• _EXERCISE_: From the listing below, extract each line containing the string "таможенного".

--

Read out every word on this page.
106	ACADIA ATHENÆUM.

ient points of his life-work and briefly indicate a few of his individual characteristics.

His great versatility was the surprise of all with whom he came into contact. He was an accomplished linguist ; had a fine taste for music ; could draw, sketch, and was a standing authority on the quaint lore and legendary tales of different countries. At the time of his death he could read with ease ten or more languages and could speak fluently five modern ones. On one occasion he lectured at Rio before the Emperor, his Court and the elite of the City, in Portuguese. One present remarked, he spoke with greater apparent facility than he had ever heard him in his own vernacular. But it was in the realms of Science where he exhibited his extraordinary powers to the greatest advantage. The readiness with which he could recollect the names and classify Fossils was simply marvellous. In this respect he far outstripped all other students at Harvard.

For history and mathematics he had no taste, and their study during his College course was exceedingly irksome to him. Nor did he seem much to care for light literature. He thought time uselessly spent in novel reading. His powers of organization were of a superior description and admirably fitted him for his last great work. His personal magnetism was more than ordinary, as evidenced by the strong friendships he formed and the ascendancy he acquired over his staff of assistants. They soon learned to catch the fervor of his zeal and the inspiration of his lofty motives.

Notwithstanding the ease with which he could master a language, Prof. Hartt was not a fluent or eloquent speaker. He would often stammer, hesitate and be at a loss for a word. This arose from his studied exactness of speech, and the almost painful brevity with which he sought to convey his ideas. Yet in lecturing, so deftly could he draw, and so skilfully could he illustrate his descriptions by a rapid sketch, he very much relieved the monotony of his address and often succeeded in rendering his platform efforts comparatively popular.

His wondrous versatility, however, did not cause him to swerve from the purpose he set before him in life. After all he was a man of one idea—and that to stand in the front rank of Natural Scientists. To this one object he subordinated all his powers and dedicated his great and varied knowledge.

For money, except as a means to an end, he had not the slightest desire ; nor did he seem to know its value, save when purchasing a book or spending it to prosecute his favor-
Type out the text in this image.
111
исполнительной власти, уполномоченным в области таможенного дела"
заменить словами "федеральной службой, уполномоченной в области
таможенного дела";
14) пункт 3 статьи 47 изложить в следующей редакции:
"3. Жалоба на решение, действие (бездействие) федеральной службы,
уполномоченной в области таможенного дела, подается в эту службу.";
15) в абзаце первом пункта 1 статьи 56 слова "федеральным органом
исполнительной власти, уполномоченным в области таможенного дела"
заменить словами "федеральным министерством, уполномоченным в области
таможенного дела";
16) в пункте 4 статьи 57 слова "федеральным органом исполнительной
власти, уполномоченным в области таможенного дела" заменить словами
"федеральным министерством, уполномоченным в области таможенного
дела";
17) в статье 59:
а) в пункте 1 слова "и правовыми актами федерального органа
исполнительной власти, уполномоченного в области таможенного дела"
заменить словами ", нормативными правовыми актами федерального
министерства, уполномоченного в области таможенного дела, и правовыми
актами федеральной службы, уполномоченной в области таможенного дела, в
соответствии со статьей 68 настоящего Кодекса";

--

• _EXERCISE SOLUTION_:
исполнительной власти, уполномоченным в области таможенного дела"
таможенного дела";
уполномоченной в области таможенного дела, подается в эту службу.";
исполнительной власти, уполномоченным в области таможенного дела"
таможенного дела";
власти, уполномоченным в области таможенного дела" заменить словами
"федеральным министерством, уполномоченным в области таможенного
исполнительной власти, уполномоченного в области таможенного дела"
министерства, уполномоченного в области таможенного дела, и правовыми
актами федеральной службы, уполномоченной в области таможенного дела, в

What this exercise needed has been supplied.